* DATA FOR THIS TASK
###

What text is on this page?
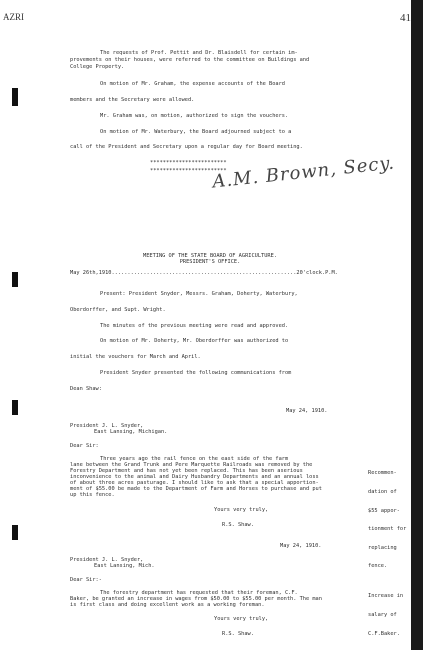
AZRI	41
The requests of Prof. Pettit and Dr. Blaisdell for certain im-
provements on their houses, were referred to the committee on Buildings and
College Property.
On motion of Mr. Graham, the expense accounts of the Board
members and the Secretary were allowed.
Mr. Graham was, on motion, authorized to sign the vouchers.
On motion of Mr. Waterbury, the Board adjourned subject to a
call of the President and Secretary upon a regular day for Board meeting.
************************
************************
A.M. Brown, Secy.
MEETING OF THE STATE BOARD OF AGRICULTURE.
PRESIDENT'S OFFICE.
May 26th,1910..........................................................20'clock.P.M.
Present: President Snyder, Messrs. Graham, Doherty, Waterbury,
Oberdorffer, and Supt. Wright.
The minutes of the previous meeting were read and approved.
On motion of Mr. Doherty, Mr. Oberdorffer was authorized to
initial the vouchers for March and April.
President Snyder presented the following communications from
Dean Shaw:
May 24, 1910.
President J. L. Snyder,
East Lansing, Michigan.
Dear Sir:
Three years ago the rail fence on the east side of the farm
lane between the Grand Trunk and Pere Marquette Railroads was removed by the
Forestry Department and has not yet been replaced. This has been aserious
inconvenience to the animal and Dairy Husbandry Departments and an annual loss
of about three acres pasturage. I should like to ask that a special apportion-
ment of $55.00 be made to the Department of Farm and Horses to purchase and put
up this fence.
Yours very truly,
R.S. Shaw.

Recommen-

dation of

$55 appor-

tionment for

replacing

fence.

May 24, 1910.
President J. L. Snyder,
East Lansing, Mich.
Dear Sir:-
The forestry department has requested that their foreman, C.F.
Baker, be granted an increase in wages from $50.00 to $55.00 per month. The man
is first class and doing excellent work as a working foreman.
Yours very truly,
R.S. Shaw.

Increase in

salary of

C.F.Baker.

###

* GOAL OF THE EXERCISE
Copy every line of the data word for word, omitting the images.

* TASK OUTPUT
What text is on this page?
AZRI	41
The requests of Prof. Pettit and Dr. Blaisdell for certain im-
provements on their houses, were referred to the committee on Buildings and
College Property.
On motion of Mr. Graham, the expense accounts of the Board
members and the Secretary were allowed.
Mr. Graham was, on motion, authorized to sign the vouchers.
On motion of Mr. Waterbury, the Board adjourned subject to a
call of the President and Secretary upon a regular day for Board meeting.
************************
************************
A.M. Brown, Secy.
MEETING OF THE STATE BOARD OF AGRICULTURE.
PRESIDENT'S OFFICE.
May 26th,1910..........................................................20'clock.P.M.
Present: President Snyder, Messrs. Graham, Doherty, Waterbury,
Oberdorffer, and Supt. Wright.
The minutes of the previous meeting were read and approved.
On motion of Mr. Doherty, Mr. Oberdorffer was authorized to
initial the vouchers for March and April.
President Snyder presented the following communications from
Dean Shaw:
May 24, 1910.
President J. L. Snyder,
East Lansing, Michigan.
Dear Sir:
Three years ago the rail fence on the east side of the farm
lane between the Grand Trunk and Pere Marquette Railroads was removed by the
Forestry Department and has not yet been replaced. This has been aserious
inconvenience to the animal and Dairy Husbandry Departments and an annual loss
of about three acres pasturage. I should like to ask that a special apportion-
ment of $55.00 be made to the Department of Farm and Horses to purchase and put
up this fence.
Yours very truly,
R.S. Shaw.

Recommen-

dation of

$55 appor-

tionment for

replacing

fence.

May 24, 1910.
President J. L. Snyder,
East Lansing, Mich.
Dear Sir:-
The forestry department has requested that their foreman, C.F.
Baker, be granted an increase in wages from $50.00 to $55.00 per month. The man
is first class and doing excellent work as a working foreman.
Yours very truly,
R.S. Shaw.

Increase in

salary of

C.F.Baker.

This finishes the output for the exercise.